| Instruction |
Your task is to copy the listing exactly, with the pictures left out.

| Task inputs |
+---+
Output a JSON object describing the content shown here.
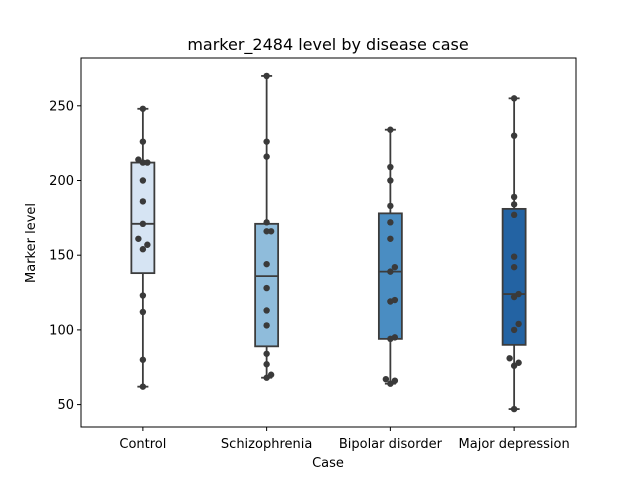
{
  "chart_data": {
    "type": "box",
    "title": "marker_2484 level by disease case",
    "xlabel": "Case",
    "ylabel": "Marker level",
    "ylim": [
      35,
      282
    ],
    "yticks": [
      50,
      100,
      150,
      200,
      250
    ],
    "grid": false,
    "categories": [
      "Control",
      "Schizophrenia",
      "Bipolar disorder",
      "Major depression"
    ],
    "colors": [
      "#d6e4f3",
      "#8fbcdb",
      "#4a8dc2",
      "#2363a3"
    ],
    "boxes": [
      {
        "category": "Control",
        "min": 62,
        "q1": 138,
        "median": 171,
        "q3": 212,
        "max": 248
      },
      {
        "category": "Schizophrenia",
        "min": 68,
        "q1": 89,
        "median": 136,
        "q3": 171,
        "max": 270
      },
      {
        "category": "Bipolar disorder",
        "min": 64,
        "q1": 94,
        "median": 139,
        "q3": 178,
        "max": 234
      },
      {
        "category": "Major depression",
        "min": 47,
        "q1": 90,
        "median": 124,
        "q3": 181,
        "max": 255
      }
    ],
    "points": [
      {
        "category": "Control",
        "values": [
          248,
          226,
          214,
          212,
          212,
          200,
          186,
          171,
          161,
          157,
          154,
          123,
          112,
          80,
          62
        ]
      },
      {
        "category": "Schizophrenia",
        "values": [
          270,
          226,
          216,
          172,
          166,
          166,
          144,
          128,
          113,
          103,
          84,
          77,
          70,
          68
        ]
      },
      {
        "category": "Bipolar disorder",
        "values": [
          234,
          209,
          200,
          183,
          172,
          161,
          142,
          139,
          120,
          119,
          95,
          94,
          67,
          66,
          64
        ]
      },
      {
        "category": "Major depression",
        "values": [
          255,
          230,
          189,
          184,
          177,
          149,
          142,
          124,
          122,
          104,
          100,
          81,
          78,
          76,
          47
        ]
      }
    ]
  }
}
+---+
| Response for this exercise |
Output a JSON object describing the content shown here.
{
  "chart_data": {
    "type": "box",
    "title": "marker_2484 level by disease case",
    "xlabel": "Case",
    "ylabel": "Marker level",
    "ylim": [
      35,
      282
    ],
    "yticks": [
      50,
      100,
      150,
      200,
      250
    ],
    "grid": false,
    "categories": [
      "Control",
      "Schizophrenia",
      "Bipolar disorder",
      "Major depression"
    ],
    "colors": [
      "#d6e4f3",
      "#8fbcdb",
      "#4a8dc2",
      "#2363a3"
    ],
    "boxes": [
      {
        "category": "Control",
        "min": 62,
        "q1": 138,
        "median": 171,
        "q3": 212,
        "max": 248
      },
      {
        "category": "Schizophrenia",
        "min": 68,
        "q1": 89,
        "median": 136,
        "q3": 171,
        "max": 270
      },
      {
        "category": "Bipolar disorder",
        "min": 64,
        "q1": 94,
        "median": 139,
        "q3": 178,
        "max": 234
      },
      {
        "category": "Major depression",
        "min": 47,
        "q1": 90,
        "median": 124,
        "q3": 181,
        "max": 255
      }
    ],
    "points": [
      {
        "category": "Control",
        "values": [
          248,
          226,
          214,
          212,
          212,
          200,
          186,
          171,
          161,
          157,
          154,
          123,
          112,
          80,
          62
        ]
      },
      {
        "category": "Schizophrenia",
        "values": [
          270,
          226,
          216,
          172,
          166,
          166,
          144,
          128,
          113,
          103,
          84,
          77,
          70,
          68
        ]
      },
      {
        "category": "Bipolar disorder",
        "values": [
          234,
          209,
          200,
          183,
          172,
          161,
          142,
          139,
          120,
          119,
          95,
          94,
          67,
          66,
          64
        ]
      },
      {
        "category": "Major depression",
        "values": [
          255,
          230,
          189,
          184,
          177,
          149,
          142,
          124,
          122,
          104,
          100,
          81,
          78,
          76,
          47
        ]
      }
    ]
  }
}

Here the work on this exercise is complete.